— Start of Information supplied —

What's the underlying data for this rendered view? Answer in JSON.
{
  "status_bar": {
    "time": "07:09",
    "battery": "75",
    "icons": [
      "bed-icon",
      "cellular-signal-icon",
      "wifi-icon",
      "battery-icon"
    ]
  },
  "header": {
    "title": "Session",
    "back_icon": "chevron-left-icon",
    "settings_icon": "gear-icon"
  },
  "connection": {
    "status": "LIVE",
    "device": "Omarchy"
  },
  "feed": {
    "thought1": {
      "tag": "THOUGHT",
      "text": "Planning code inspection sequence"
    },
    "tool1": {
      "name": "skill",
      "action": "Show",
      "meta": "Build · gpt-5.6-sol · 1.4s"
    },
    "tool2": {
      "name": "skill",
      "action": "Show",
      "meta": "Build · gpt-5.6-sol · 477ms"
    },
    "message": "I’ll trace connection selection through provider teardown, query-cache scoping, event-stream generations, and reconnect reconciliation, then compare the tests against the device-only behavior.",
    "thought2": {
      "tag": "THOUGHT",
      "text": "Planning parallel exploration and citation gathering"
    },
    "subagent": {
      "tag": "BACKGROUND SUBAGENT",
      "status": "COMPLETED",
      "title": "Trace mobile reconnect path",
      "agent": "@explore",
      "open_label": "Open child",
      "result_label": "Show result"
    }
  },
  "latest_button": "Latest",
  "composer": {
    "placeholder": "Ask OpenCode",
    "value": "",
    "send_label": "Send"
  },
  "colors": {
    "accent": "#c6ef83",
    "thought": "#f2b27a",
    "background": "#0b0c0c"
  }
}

— End of Information supplied —

The records above must be output exactly, in full.

What's the underlying data for this rendered view? Answer in JSON.
{
  "status_bar": {
    "time": "07:09",
    "battery": "75",
    "icons": [
      "bed-icon",
      "cellular-signal-icon",
      "wifi-icon",
      "battery-icon"
    ]
  },
  "header": {
    "title": "Session",
    "back_icon": "chevron-left-icon",
    "settings_icon": "gear-icon"
  },
  "connection": {
    "status": "LIVE",
    "device": "Omarchy"
  },
  "feed": {
    "thought1": {
      "tag": "THOUGHT",
      "text": "Planning code inspection sequence"
    },
    "tool1": {
      "name": "skill",
      "action": "Show",
      "meta": "Build · gpt-5.6-sol · 1.4s"
    },
    "tool2": {
      "name": "skill",
      "action": "Show",
      "meta": "Build · gpt-5.6-sol · 477ms"
    },
    "message": "I’ll trace connection selection through provider teardown, query-cache scoping, event-stream generations, and reconnect reconciliation, then compare the tests against the device-only behavior.",
    "thought2": {
      "tag": "THOUGHT",
      "text": "Planning parallel exploration and citation gathering"
    },
    "subagent": {
      "tag": "BACKGROUND SUBAGENT",
      "status": "COMPLETED",
      "title": "Trace mobile reconnect path",
      "agent": "@explore",
      "open_label": "Open child",
      "result_label": "Show result"
    }
  },
  "latest_button": "Latest",
  "composer": {
    "placeholder": "Ask OpenCode",
    "value": "",
    "send_label": "Send"
  },
  "colors": {
    "accent": "#c6ef83",
    "thought": "#f2b27a",
    "background": "#0b0c0c"
  }
}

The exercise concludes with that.